DATA SUPPLIED:
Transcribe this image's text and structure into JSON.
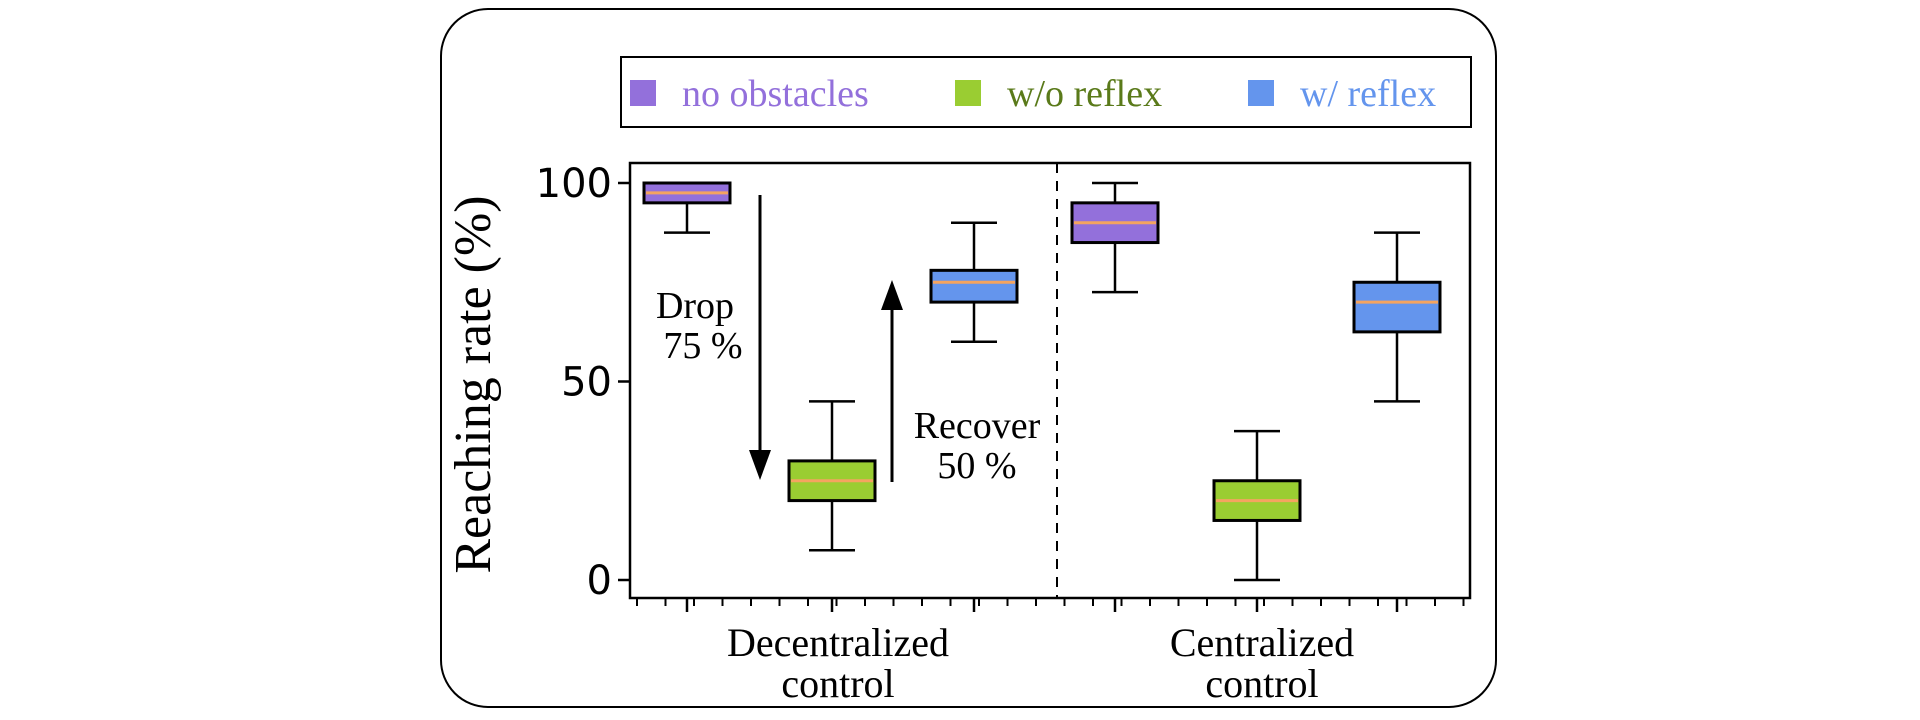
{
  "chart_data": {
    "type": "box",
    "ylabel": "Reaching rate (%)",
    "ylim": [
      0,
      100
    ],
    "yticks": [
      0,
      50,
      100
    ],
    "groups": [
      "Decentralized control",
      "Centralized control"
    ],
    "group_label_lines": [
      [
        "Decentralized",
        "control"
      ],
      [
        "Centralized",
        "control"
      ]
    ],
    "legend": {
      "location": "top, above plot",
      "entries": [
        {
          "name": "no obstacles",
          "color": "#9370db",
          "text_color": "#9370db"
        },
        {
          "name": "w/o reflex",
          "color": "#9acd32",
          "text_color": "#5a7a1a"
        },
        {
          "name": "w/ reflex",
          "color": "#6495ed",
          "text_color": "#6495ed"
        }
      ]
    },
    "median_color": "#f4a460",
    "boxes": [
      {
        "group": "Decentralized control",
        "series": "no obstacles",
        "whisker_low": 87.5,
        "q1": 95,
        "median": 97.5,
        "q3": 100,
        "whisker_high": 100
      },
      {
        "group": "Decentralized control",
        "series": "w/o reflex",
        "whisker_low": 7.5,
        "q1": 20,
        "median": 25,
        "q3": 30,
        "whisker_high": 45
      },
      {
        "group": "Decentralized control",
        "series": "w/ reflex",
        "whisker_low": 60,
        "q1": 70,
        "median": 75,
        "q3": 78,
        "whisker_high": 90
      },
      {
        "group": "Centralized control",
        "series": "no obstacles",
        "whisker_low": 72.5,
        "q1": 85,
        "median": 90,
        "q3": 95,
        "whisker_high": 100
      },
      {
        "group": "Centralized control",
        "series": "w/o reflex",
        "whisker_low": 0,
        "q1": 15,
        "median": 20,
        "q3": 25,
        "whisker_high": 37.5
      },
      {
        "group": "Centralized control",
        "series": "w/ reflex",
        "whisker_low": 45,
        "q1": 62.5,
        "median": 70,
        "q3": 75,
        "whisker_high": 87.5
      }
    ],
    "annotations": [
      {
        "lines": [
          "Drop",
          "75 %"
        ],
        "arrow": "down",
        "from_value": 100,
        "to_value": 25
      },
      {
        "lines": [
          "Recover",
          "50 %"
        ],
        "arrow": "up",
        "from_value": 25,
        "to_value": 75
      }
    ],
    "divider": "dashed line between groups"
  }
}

* * *

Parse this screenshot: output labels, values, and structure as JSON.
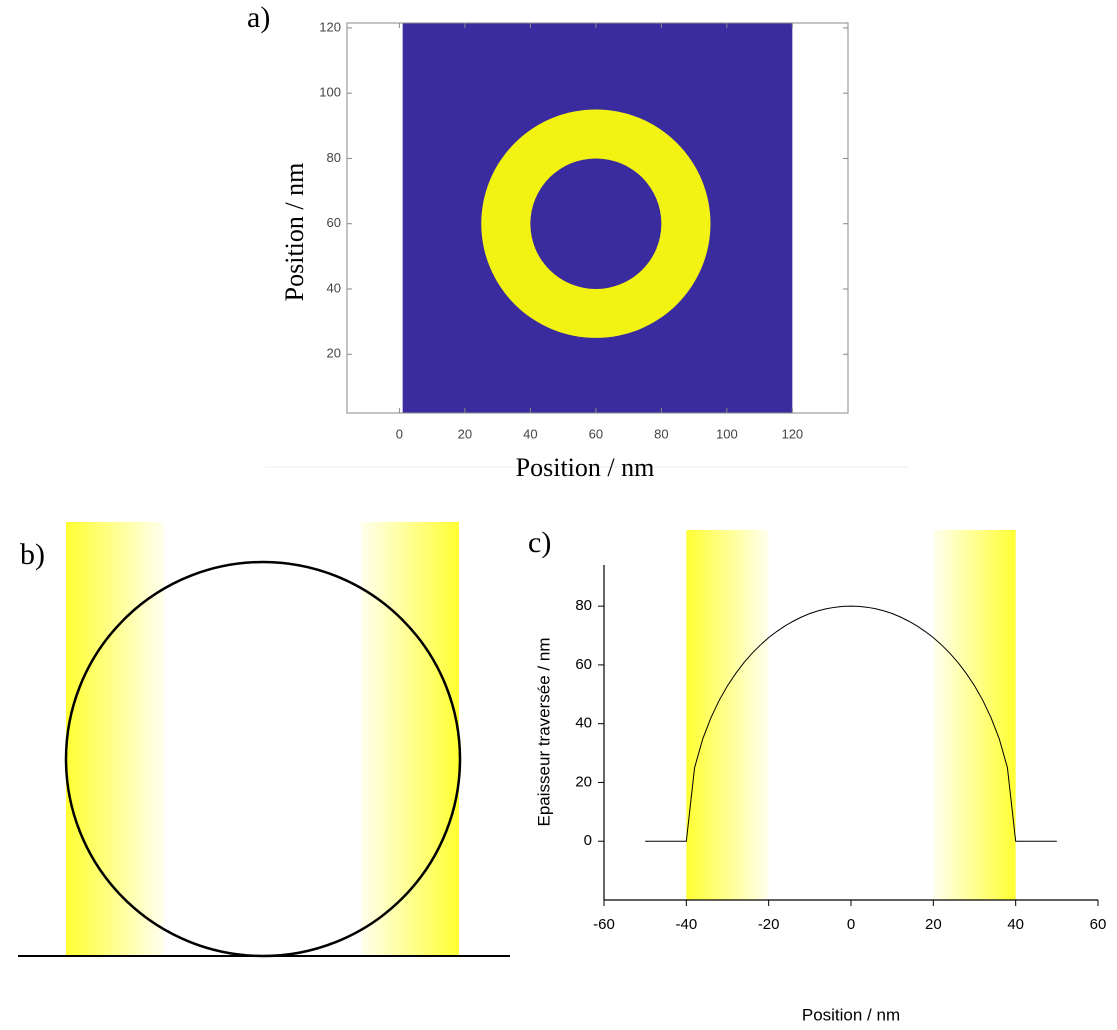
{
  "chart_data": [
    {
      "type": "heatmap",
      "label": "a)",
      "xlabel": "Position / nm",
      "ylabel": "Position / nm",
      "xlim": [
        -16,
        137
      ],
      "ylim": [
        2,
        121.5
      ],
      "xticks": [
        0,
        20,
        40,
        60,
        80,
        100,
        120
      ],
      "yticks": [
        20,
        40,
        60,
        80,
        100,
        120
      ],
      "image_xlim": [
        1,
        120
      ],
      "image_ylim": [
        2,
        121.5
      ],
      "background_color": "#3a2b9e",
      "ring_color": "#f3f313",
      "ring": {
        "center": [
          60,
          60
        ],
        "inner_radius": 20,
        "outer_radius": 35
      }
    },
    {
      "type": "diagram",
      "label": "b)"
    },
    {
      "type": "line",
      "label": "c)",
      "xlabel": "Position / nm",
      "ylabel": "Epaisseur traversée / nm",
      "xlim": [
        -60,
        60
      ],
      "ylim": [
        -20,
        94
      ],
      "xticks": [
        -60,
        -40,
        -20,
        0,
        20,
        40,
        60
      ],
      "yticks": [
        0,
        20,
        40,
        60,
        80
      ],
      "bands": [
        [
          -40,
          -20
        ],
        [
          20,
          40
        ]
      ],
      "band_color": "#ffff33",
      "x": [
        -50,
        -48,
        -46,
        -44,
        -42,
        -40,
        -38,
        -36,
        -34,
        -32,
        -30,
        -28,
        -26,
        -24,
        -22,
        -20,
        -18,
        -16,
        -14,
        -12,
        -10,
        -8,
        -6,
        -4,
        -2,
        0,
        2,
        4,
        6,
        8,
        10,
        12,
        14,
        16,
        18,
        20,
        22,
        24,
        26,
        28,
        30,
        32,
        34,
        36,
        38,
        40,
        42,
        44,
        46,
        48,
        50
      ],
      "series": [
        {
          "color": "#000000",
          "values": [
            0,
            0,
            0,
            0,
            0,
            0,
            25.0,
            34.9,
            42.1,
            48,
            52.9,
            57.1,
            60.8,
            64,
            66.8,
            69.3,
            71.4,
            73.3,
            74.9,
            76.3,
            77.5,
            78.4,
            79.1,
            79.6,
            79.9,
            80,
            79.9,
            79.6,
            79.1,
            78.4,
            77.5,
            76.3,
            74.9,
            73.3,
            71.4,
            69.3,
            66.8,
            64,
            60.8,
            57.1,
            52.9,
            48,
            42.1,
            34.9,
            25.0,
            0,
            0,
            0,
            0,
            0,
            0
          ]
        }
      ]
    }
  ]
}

AIM: Show the lines of the records that include the string "JSON".

WRITTEN ANSWER:
Transcribe this image's text and structure into JSON.
Parse this screenshot: output labels, values, and structure as JSON.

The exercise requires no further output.